> _What is needed_:
How many lines of the entries below include the word "color"? Answer with the number alone.

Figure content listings
● ● ●
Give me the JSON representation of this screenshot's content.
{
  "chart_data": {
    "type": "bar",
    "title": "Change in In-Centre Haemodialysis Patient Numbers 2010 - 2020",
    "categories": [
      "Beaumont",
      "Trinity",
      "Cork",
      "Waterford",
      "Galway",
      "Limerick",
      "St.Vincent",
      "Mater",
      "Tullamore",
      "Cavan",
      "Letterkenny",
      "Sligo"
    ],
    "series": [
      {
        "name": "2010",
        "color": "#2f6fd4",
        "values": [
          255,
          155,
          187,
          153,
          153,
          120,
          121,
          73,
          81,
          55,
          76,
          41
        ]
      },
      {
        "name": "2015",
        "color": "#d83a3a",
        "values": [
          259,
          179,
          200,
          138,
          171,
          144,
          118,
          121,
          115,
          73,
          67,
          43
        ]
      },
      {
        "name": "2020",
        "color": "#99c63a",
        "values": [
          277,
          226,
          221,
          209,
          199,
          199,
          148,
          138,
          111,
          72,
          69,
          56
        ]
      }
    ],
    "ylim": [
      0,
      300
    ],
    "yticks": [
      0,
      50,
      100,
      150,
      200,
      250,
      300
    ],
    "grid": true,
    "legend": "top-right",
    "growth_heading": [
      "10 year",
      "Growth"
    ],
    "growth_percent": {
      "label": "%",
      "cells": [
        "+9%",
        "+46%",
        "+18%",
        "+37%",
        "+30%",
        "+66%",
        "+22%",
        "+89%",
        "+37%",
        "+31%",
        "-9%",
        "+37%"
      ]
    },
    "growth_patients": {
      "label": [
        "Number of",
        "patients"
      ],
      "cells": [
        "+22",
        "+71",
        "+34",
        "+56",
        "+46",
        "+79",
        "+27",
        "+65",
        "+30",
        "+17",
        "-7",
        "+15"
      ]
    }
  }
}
● ● ●
> _Output for this exercise_:
3